### Written task
Transcribe the records exactly. Pictures do not belong in the transcription.

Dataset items
▼

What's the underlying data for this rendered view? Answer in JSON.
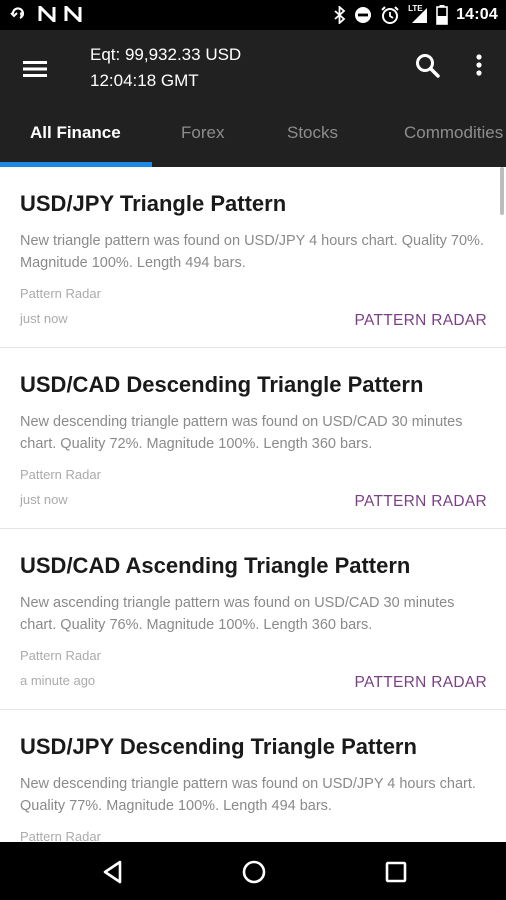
{
  "status_bar": {
    "time": "14:04",
    "network_label": "LTE",
    "left_icons": [
      "vpn-key-icon",
      "n-notification-icon",
      "n-notification-icon"
    ],
    "right_icons": [
      "bluetooth-icon",
      "do-not-disturb-icon",
      "alarm-icon",
      "signal-icon",
      "battery-icon"
    ]
  },
  "app_bar": {
    "equity": "Eqt: 99,932.33 USD",
    "clock": "12:04:18 GMT",
    "menu_icon": "hamburger-menu-icon",
    "search_icon": "search-icon",
    "more_icon": "more-vert-icon"
  },
  "tabs": [
    {
      "label": "All Finance",
      "active": true
    },
    {
      "label": "Forex",
      "active": false
    },
    {
      "label": "Stocks",
      "active": false
    },
    {
      "label": "Commodities",
      "active": false
    }
  ],
  "colors": {
    "accent": "#1e88e5",
    "tag": "#7b3f86",
    "appbar": "#212121"
  },
  "feed": [
    {
      "title": "USD/JPY Triangle Pattern",
      "body": "New triangle pattern was found on USD/JPY 4 hours chart. Quality 70%. Magnitude 100%. Length 494 bars.",
      "source": "Pattern Radar",
      "time": "just now",
      "tag": "PATTERN RADAR"
    },
    {
      "title": "USD/CAD Descending Triangle Pattern",
      "body": "New descending triangle pattern was found on USD/CAD 30 minutes chart. Quality 72%. Magnitude 100%. Length 360 bars.",
      "source": "Pattern Radar",
      "time": "just now",
      "tag": "PATTERN RADAR"
    },
    {
      "title": "USD/CAD Ascending Triangle Pattern",
      "body": "New ascending triangle pattern was found on USD/CAD 30 minutes chart. Quality 76%. Magnitude 100%. Length 360 bars.",
      "source": "Pattern Radar",
      "time": "a minute ago",
      "tag": "PATTERN RADAR"
    },
    {
      "title": "USD/JPY Descending Triangle Pattern",
      "body": "New descending triangle pattern was found on USD/JPY 4 hours chart. Quality 77%. Magnitude 100%. Length 494 bars.",
      "source": "Pattern Radar",
      "time": "",
      "tag": ""
    }
  ],
  "nav_bar": {
    "icons": [
      "back-icon",
      "home-icon",
      "recents-icon"
    ]
  }
}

▲

### The response
What's the underlying data for this rendered view? Answer in JSON.
{
  "status_bar": {
    "time": "14:04",
    "network_label": "LTE",
    "left_icons": [
      "vpn-key-icon",
      "n-notification-icon",
      "n-notification-icon"
    ],
    "right_icons": [
      "bluetooth-icon",
      "do-not-disturb-icon",
      "alarm-icon",
      "signal-icon",
      "battery-icon"
    ]
  },
  "app_bar": {
    "equity": "Eqt: 99,932.33 USD",
    "clock": "12:04:18 GMT",
    "menu_icon": "hamburger-menu-icon",
    "search_icon": "search-icon",
    "more_icon": "more-vert-icon"
  },
  "tabs": [
    {
      "label": "All Finance",
      "active": true
    },
    {
      "label": "Forex",
      "active": false
    },
    {
      "label": "Stocks",
      "active": false
    },
    {
      "label": "Commodities",
      "active": false
    }
  ],
  "colors": {
    "accent": "#1e88e5",
    "tag": "#7b3f86",
    "appbar": "#212121"
  },
  "feed": [
    {
      "title": "USD/JPY Triangle Pattern",
      "body": "New triangle pattern was found on USD/JPY 4 hours chart. Quality 70%. Magnitude 100%. Length 494 bars.",
      "source": "Pattern Radar",
      "time": "just now",
      "tag": "PATTERN RADAR"
    },
    {
      "title": "USD/CAD Descending Triangle Pattern",
      "body": "New descending triangle pattern was found on USD/CAD 30 minutes chart. Quality 72%. Magnitude 100%. Length 360 bars.",
      "source": "Pattern Radar",
      "time": "just now",
      "tag": "PATTERN RADAR"
    },
    {
      "title": "USD/CAD Ascending Triangle Pattern",
      "body": "New ascending triangle pattern was found on USD/CAD 30 minutes chart. Quality 76%. Magnitude 100%. Length 360 bars.",
      "source": "Pattern Radar",
      "time": "a minute ago",
      "tag": "PATTERN RADAR"
    },
    {
      "title": "USD/JPY Descending Triangle Pattern",
      "body": "New descending triangle pattern was found on USD/JPY 4 hours chart. Quality 77%. Magnitude 100%. Length 494 bars.",
      "source": "Pattern Radar",
      "time": "",
      "tag": ""
    }
  ],
  "nav_bar": {
    "icons": [
      "back-icon",
      "home-icon",
      "recents-icon"
    ]
  }
}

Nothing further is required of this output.